# [Working data]
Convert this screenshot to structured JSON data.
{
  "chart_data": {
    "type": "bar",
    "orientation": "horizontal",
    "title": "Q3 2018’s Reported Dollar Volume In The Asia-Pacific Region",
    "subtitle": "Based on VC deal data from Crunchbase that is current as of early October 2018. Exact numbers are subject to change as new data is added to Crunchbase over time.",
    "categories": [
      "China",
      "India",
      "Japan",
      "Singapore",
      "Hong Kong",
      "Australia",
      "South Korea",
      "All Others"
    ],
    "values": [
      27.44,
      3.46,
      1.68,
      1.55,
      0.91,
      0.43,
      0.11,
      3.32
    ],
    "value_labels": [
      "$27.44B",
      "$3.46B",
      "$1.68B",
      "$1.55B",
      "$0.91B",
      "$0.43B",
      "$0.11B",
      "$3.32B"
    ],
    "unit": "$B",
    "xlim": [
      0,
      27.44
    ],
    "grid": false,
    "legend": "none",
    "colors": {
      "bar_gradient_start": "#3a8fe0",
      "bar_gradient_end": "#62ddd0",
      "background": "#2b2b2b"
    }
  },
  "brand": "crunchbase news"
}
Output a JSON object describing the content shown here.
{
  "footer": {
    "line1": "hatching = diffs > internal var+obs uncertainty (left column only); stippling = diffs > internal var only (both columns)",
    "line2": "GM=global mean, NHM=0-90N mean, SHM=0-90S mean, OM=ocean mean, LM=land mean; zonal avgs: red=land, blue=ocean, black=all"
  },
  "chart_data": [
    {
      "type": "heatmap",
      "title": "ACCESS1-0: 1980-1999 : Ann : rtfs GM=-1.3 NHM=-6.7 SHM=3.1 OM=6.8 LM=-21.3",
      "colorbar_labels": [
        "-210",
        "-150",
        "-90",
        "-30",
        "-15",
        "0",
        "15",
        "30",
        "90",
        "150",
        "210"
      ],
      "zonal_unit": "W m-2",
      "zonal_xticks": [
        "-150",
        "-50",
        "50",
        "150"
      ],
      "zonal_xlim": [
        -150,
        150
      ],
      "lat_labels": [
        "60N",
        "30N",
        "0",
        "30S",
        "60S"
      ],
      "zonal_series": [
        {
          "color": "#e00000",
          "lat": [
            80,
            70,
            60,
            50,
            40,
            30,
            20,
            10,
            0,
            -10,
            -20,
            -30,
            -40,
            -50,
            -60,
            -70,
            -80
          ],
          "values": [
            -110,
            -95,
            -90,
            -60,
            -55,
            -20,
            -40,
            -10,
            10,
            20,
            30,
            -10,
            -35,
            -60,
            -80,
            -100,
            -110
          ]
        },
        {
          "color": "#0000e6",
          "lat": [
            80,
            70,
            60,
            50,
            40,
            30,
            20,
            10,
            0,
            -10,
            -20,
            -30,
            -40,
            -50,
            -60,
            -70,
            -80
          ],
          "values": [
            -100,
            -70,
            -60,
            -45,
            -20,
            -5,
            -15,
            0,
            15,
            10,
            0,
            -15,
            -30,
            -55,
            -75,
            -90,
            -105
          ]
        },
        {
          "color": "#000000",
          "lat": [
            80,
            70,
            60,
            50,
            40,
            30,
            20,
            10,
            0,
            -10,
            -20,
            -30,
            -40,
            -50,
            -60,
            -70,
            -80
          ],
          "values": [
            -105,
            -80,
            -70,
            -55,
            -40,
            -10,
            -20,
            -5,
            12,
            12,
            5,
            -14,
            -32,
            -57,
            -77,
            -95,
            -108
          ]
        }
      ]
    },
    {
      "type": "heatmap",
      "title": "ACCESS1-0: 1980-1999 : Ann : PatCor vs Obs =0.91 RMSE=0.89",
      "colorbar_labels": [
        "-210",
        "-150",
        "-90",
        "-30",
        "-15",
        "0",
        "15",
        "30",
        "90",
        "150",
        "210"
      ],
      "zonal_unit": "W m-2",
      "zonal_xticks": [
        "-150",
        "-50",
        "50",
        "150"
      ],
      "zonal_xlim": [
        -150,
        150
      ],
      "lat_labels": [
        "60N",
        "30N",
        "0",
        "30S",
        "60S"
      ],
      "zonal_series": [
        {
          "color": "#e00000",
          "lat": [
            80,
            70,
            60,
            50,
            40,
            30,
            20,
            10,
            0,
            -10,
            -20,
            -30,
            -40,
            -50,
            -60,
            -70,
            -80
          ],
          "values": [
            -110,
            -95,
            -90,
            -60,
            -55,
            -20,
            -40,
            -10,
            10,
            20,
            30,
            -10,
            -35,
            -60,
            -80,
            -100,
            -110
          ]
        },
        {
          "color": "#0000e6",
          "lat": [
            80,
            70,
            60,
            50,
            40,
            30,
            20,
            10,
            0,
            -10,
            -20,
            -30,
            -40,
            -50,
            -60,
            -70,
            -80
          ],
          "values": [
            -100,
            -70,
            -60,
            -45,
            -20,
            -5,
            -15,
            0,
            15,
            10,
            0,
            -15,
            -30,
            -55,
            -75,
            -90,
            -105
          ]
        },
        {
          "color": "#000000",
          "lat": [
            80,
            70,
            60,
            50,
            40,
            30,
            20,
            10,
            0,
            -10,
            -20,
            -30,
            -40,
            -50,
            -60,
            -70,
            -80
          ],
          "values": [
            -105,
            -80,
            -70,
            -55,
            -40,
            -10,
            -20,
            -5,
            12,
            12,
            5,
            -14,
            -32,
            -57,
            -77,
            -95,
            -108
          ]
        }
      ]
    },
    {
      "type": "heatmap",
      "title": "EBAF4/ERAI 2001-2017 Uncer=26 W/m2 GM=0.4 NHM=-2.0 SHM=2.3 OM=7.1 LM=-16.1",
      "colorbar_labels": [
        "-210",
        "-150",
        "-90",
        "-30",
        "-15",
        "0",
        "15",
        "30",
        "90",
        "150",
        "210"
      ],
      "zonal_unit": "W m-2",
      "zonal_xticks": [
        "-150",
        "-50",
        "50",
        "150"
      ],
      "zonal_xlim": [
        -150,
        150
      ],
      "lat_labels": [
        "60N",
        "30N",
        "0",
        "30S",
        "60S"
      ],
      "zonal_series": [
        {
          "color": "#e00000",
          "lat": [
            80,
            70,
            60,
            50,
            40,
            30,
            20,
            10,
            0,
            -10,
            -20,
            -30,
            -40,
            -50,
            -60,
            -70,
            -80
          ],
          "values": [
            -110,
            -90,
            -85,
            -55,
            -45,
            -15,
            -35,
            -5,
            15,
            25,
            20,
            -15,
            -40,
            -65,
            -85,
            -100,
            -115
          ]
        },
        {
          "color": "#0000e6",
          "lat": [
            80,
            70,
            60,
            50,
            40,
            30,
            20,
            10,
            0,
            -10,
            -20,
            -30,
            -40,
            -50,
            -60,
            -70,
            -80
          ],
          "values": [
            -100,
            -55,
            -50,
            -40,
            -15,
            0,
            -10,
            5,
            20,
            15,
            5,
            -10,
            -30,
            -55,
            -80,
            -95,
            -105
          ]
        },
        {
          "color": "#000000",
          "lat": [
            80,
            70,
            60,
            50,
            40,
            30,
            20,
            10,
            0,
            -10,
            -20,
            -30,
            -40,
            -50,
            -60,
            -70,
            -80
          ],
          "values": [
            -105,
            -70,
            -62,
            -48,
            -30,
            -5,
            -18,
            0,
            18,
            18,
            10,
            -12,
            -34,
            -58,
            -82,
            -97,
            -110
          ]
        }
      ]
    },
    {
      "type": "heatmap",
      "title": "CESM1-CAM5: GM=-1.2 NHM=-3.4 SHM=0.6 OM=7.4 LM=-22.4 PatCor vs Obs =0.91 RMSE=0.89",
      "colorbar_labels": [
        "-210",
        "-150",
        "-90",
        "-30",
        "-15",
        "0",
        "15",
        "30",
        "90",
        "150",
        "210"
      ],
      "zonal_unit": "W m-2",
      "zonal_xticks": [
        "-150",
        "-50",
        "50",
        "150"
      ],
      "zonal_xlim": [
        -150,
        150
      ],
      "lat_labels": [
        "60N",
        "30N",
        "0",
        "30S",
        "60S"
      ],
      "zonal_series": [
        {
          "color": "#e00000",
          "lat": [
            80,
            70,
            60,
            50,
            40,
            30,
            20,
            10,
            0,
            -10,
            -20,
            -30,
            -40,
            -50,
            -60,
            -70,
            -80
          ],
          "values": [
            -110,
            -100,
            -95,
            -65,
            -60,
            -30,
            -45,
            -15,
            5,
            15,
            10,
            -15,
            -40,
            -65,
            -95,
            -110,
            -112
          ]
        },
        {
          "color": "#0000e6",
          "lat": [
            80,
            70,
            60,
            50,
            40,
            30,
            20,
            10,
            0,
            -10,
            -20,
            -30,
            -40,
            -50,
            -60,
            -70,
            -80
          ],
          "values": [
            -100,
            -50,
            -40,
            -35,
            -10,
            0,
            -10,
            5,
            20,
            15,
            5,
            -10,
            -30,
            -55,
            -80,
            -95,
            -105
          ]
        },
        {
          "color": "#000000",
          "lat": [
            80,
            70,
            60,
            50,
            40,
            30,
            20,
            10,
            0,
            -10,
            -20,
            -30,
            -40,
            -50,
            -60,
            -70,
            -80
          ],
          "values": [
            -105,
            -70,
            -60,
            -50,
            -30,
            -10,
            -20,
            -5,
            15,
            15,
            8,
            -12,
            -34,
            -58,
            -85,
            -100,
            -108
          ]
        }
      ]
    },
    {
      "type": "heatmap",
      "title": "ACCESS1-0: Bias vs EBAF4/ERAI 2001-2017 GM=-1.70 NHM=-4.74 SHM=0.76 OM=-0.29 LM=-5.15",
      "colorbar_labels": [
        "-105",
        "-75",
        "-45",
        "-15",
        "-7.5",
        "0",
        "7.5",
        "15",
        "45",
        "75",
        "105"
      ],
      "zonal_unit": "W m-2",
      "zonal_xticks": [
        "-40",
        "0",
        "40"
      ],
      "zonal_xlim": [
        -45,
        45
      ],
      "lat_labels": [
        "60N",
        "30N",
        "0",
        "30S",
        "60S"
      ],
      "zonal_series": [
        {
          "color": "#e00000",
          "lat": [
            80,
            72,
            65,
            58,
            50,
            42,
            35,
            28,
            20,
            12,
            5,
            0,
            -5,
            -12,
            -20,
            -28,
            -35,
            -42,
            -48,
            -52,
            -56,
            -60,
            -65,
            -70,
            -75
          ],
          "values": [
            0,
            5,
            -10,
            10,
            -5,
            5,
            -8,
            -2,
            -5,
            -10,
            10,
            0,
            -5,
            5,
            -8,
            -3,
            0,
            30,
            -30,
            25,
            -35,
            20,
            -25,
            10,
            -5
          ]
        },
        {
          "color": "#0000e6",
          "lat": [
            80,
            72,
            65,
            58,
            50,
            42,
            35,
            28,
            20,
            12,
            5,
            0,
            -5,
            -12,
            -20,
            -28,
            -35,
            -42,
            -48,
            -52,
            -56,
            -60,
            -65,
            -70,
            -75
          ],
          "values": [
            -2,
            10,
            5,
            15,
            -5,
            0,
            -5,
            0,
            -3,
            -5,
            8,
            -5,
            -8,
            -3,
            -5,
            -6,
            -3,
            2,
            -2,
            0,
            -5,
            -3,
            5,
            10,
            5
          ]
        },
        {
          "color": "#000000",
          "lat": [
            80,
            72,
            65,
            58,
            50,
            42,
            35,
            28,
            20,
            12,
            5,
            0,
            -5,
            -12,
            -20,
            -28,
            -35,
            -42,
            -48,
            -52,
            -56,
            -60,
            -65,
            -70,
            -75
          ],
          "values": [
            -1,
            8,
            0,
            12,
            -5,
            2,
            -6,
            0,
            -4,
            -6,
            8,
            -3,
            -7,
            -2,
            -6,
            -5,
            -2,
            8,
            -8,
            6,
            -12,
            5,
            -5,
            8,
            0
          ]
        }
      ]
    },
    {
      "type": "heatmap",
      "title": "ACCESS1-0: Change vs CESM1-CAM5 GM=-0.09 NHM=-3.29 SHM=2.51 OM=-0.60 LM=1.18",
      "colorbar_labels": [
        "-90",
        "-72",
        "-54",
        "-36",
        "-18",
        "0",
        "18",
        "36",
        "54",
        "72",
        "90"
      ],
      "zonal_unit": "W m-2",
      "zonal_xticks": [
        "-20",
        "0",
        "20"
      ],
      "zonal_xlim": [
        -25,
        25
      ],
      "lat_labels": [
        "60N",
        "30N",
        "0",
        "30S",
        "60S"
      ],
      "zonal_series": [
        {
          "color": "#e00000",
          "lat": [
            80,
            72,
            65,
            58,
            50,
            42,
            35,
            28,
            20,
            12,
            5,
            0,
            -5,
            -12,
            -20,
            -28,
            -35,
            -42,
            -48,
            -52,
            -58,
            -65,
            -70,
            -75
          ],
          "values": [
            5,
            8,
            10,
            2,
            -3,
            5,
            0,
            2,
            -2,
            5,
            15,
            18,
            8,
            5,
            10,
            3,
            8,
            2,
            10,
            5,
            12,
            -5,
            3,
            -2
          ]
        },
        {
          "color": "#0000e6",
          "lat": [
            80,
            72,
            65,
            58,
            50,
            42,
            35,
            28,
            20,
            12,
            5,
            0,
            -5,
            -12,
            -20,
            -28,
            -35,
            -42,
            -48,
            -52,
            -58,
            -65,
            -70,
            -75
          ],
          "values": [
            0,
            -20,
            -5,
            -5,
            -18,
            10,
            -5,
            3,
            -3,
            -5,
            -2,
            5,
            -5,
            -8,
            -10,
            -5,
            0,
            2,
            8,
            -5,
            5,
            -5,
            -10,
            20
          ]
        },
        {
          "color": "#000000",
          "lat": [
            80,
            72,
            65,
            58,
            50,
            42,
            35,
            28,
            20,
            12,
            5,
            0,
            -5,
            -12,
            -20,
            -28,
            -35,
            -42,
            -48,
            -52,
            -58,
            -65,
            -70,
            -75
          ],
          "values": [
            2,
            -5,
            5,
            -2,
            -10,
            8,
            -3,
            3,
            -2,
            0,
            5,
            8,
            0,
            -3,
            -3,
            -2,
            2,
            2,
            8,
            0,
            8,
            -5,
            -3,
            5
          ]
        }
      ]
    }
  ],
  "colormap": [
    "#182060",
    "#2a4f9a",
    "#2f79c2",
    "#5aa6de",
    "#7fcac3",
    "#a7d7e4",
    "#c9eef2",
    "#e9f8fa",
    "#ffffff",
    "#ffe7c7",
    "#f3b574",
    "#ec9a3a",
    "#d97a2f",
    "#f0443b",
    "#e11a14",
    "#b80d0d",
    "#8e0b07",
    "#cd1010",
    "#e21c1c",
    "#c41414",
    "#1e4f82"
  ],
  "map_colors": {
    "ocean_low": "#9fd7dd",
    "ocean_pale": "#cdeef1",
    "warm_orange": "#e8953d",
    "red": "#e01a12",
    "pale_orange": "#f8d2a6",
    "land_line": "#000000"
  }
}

# [Exercise brief]
Each line of the data that includes the word "JSON" counts once; report the total and nothing more.

# [Result below]
2